(Items from a figure collection)
··········
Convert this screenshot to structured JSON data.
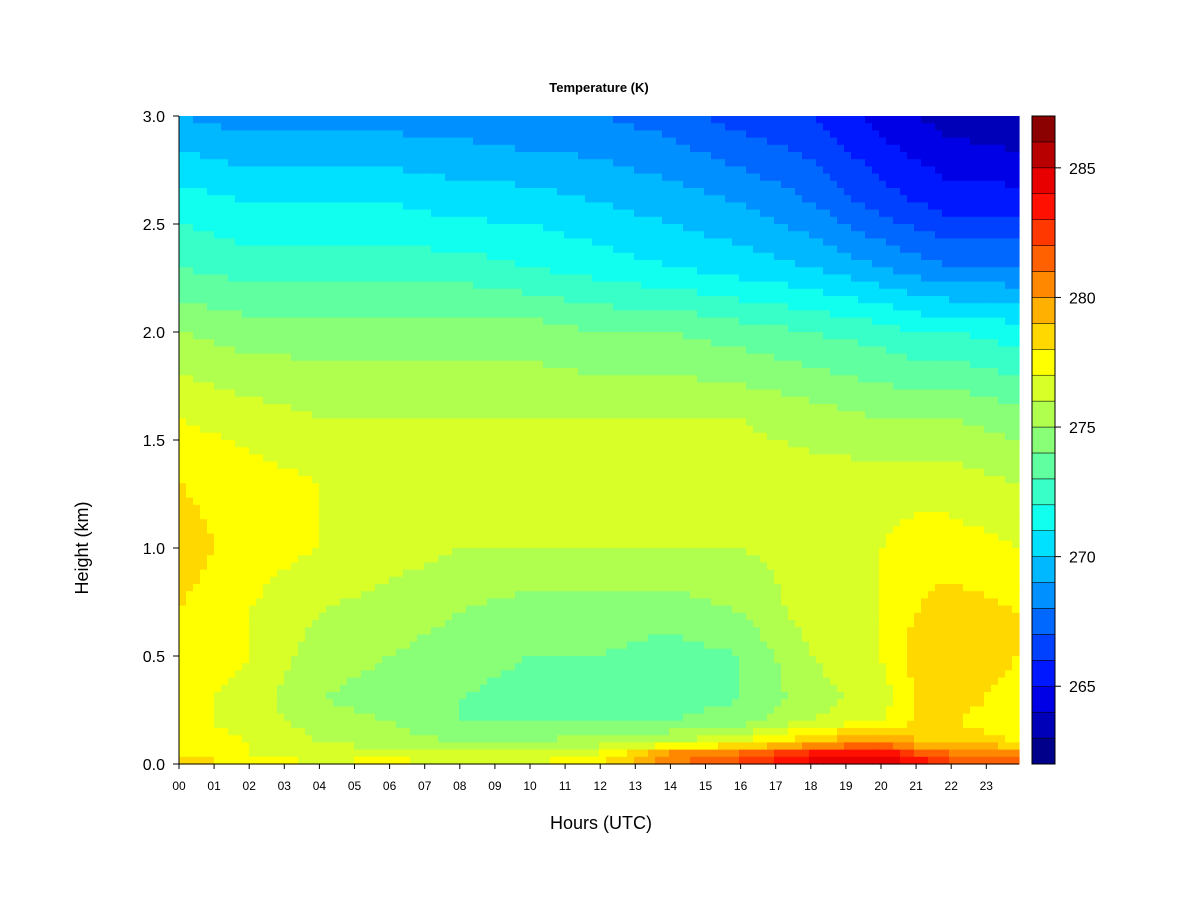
{
  "chart_data": {
    "type": "heatmap",
    "title": "Temperature (K)",
    "xlabel": "Hours (UTC)",
    "ylabel": "Height (km)",
    "x_ticks": [
      "00",
      "01",
      "02",
      "03",
      "04",
      "05",
      "06",
      "07",
      "08",
      "09",
      "10",
      "11",
      "12",
      "13",
      "14",
      "15",
      "16",
      "17",
      "18",
      "19",
      "20",
      "21",
      "22",
      "23"
    ],
    "xlim": [
      0,
      23.9
    ],
    "ylim": [
      0,
      3.0
    ],
    "y_ticks": [
      0.0,
      0.5,
      1.0,
      1.5,
      2.0,
      2.5,
      3.0
    ],
    "y_tick_labels": [
      "0.0",
      "0.5",
      "1.0",
      "1.5",
      "2.0",
      "2.5",
      "3.0"
    ],
    "colorbar": {
      "min": 262,
      "max": 287,
      "levels": 25,
      "ticks": [
        265,
        270,
        275,
        280,
        285
      ],
      "tick_labels": [
        "265",
        "270",
        "275",
        "280",
        "285"
      ],
      "colors": [
        "#00008b",
        "#0000b8",
        "#0000e6",
        "#0018ff",
        "#0040ff",
        "#0068ff",
        "#0090ff",
        "#00b8ff",
        "#00e0ff",
        "#10ffef",
        "#38ffc7",
        "#60ff9f",
        "#88ff77",
        "#b0ff4f",
        "#d8ff27",
        "#ffff00",
        "#ffd800",
        "#ffb000",
        "#ff8800",
        "#ff6000",
        "#ff3800",
        "#ff1000",
        "#e80000",
        "#b80000",
        "#8b0000"
      ]
    },
    "heights_km": [
      0.0,
      0.05,
      0.1,
      0.2,
      0.3,
      0.5,
      0.7,
      1.0,
      1.3,
      1.6,
      2.0,
      2.3,
      2.6,
      3.0
    ],
    "hours": [
      0,
      2,
      4,
      6,
      8,
      10,
      12,
      14,
      16,
      18,
      20,
      21,
      22,
      23.9
    ],
    "values": [
      [
        279.0,
        277.5,
        277.0,
        277.5,
        277.0,
        277.0,
        278.0,
        281.0,
        282.5,
        284.5,
        285.5,
        284.0,
        282.5,
        282.0
      ],
      [
        278.0,
        277.0,
        276.5,
        276.5,
        276.0,
        276.0,
        277.0,
        280.0,
        281.0,
        283.0,
        284.0,
        282.0,
        281.0,
        280.5
      ],
      [
        277.5,
        277.0,
        276.0,
        275.5,
        275.0,
        275.0,
        275.5,
        276.0,
        277.0,
        279.0,
        280.5,
        279.0,
        278.5,
        278.0
      ],
      [
        277.5,
        276.5,
        275.5,
        275.0,
        274.0,
        274.0,
        274.0,
        274.0,
        274.5,
        276.0,
        277.0,
        278.0,
        278.0,
        277.5
      ],
      [
        277.5,
        276.5,
        275.0,
        274.5,
        274.0,
        273.5,
        273.5,
        273.5,
        274.0,
        275.5,
        276.5,
        278.0,
        278.5,
        277.5
      ],
      [
        278.0,
        277.0,
        275.5,
        275.0,
        274.5,
        274.0,
        274.0,
        273.5,
        274.0,
        276.0,
        277.0,
        278.5,
        279.0,
        278.0
      ],
      [
        278.0,
        277.0,
        276.0,
        275.5,
        275.0,
        274.5,
        274.5,
        274.5,
        275.0,
        276.5,
        277.0,
        278.0,
        278.5,
        278.0
      ],
      [
        278.5,
        277.5,
        277.0,
        276.5,
        276.0,
        276.0,
        276.0,
        276.0,
        276.0,
        276.5,
        277.0,
        277.5,
        277.5,
        277.0
      ],
      [
        278.0,
        277.5,
        277.0,
        277.0,
        276.5,
        276.5,
        276.5,
        276.5,
        276.5,
        276.5,
        276.5,
        276.5,
        276.5,
        276.0
      ],
      [
        277.0,
        276.5,
        276.0,
        276.0,
        276.0,
        276.0,
        276.0,
        276.0,
        276.0,
        275.5,
        275.0,
        275.0,
        275.0,
        274.5
      ],
      [
        275.0,
        274.5,
        274.5,
        274.5,
        274.5,
        274.5,
        274.0,
        274.0,
        273.5,
        273.0,
        272.5,
        272.0,
        272.0,
        271.5
      ],
      [
        273.0,
        272.5,
        272.5,
        272.5,
        272.5,
        272.0,
        271.5,
        271.0,
        270.5,
        270.0,
        269.0,
        268.5,
        268.0,
        268.0
      ],
      [
        271.5,
        271.0,
        271.0,
        271.0,
        270.5,
        270.5,
        270.0,
        269.5,
        269.0,
        268.0,
        266.5,
        266.0,
        265.5,
        265.5
      ],
      [
        269.0,
        268.5,
        268.5,
        268.5,
        268.5,
        268.0,
        268.0,
        267.5,
        266.5,
        266.0,
        264.5,
        264.0,
        263.5,
        263.0
      ]
    ]
  }
}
··········
### The request
Verbatim reproduction of every record is required; images are left out.

### Response to the task
Convert this screenshot to structured JSON data.
{
  "chart_data": {
    "type": "heatmap",
    "title": "Temperature (K)",
    "xlabel": "Hours (UTC)",
    "ylabel": "Height (km)",
    "x_ticks": [
      "00",
      "01",
      "02",
      "03",
      "04",
      "05",
      "06",
      "07",
      "08",
      "09",
      "10",
      "11",
      "12",
      "13",
      "14",
      "15",
      "16",
      "17",
      "18",
      "19",
      "20",
      "21",
      "22",
      "23"
    ],
    "xlim": [
      0,
      23.9
    ],
    "ylim": [
      0,
      3.0
    ],
    "y_ticks": [
      0.0,
      0.5,
      1.0,
      1.5,
      2.0,
      2.5,
      3.0
    ],
    "y_tick_labels": [
      "0.0",
      "0.5",
      "1.0",
      "1.5",
      "2.0",
      "2.5",
      "3.0"
    ],
    "colorbar": {
      "min": 262,
      "max": 287,
      "levels": 25,
      "ticks": [
        265,
        270,
        275,
        280,
        285
      ],
      "tick_labels": [
        "265",
        "270",
        "275",
        "280",
        "285"
      ],
      "colors": [
        "#00008b",
        "#0000b8",
        "#0000e6",
        "#0018ff",
        "#0040ff",
        "#0068ff",
        "#0090ff",
        "#00b8ff",
        "#00e0ff",
        "#10ffef",
        "#38ffc7",
        "#60ff9f",
        "#88ff77",
        "#b0ff4f",
        "#d8ff27",
        "#ffff00",
        "#ffd800",
        "#ffb000",
        "#ff8800",
        "#ff6000",
        "#ff3800",
        "#ff1000",
        "#e80000",
        "#b80000",
        "#8b0000"
      ]
    },
    "heights_km": [
      0.0,
      0.05,
      0.1,
      0.2,
      0.3,
      0.5,
      0.7,
      1.0,
      1.3,
      1.6,
      2.0,
      2.3,
      2.6,
      3.0
    ],
    "hours": [
      0,
      2,
      4,
      6,
      8,
      10,
      12,
      14,
      16,
      18,
      20,
      21,
      22,
      23.9
    ],
    "values": [
      [
        279.0,
        277.5,
        277.0,
        277.5,
        277.0,
        277.0,
        278.0,
        281.0,
        282.5,
        284.5,
        285.5,
        284.0,
        282.5,
        282.0
      ],
      [
        278.0,
        277.0,
        276.5,
        276.5,
        276.0,
        276.0,
        277.0,
        280.0,
        281.0,
        283.0,
        284.0,
        282.0,
        281.0,
        280.5
      ],
      [
        277.5,
        277.0,
        276.0,
        275.5,
        275.0,
        275.0,
        275.5,
        276.0,
        277.0,
        279.0,
        280.5,
        279.0,
        278.5,
        278.0
      ],
      [
        277.5,
        276.5,
        275.5,
        275.0,
        274.0,
        274.0,
        274.0,
        274.0,
        274.5,
        276.0,
        277.0,
        278.0,
        278.0,
        277.5
      ],
      [
        277.5,
        276.5,
        275.0,
        274.5,
        274.0,
        273.5,
        273.5,
        273.5,
        274.0,
        275.5,
        276.5,
        278.0,
        278.5,
        277.5
      ],
      [
        278.0,
        277.0,
        275.5,
        275.0,
        274.5,
        274.0,
        274.0,
        273.5,
        274.0,
        276.0,
        277.0,
        278.5,
        279.0,
        278.0
      ],
      [
        278.0,
        277.0,
        276.0,
        275.5,
        275.0,
        274.5,
        274.5,
        274.5,
        275.0,
        276.5,
        277.0,
        278.0,
        278.5,
        278.0
      ],
      [
        278.5,
        277.5,
        277.0,
        276.5,
        276.0,
        276.0,
        276.0,
        276.0,
        276.0,
        276.5,
        277.0,
        277.5,
        277.5,
        277.0
      ],
      [
        278.0,
        277.5,
        277.0,
        277.0,
        276.5,
        276.5,
        276.5,
        276.5,
        276.5,
        276.5,
        276.5,
        276.5,
        276.5,
        276.0
      ],
      [
        277.0,
        276.5,
        276.0,
        276.0,
        276.0,
        276.0,
        276.0,
        276.0,
        276.0,
        275.5,
        275.0,
        275.0,
        275.0,
        274.5
      ],
      [
        275.0,
        274.5,
        274.5,
        274.5,
        274.5,
        274.5,
        274.0,
        274.0,
        273.5,
        273.0,
        272.5,
        272.0,
        272.0,
        271.5
      ],
      [
        273.0,
        272.5,
        272.5,
        272.5,
        272.5,
        272.0,
        271.5,
        271.0,
        270.5,
        270.0,
        269.0,
        268.5,
        268.0,
        268.0
      ],
      [
        271.5,
        271.0,
        271.0,
        271.0,
        270.5,
        270.5,
        270.0,
        269.5,
        269.0,
        268.0,
        266.5,
        266.0,
        265.5,
        265.5
      ],
      [
        269.0,
        268.5,
        268.5,
        268.5,
        268.5,
        268.0,
        268.0,
        267.5,
        266.5,
        266.0,
        264.5,
        264.0,
        263.5,
        263.0
      ]
    ]
  }
}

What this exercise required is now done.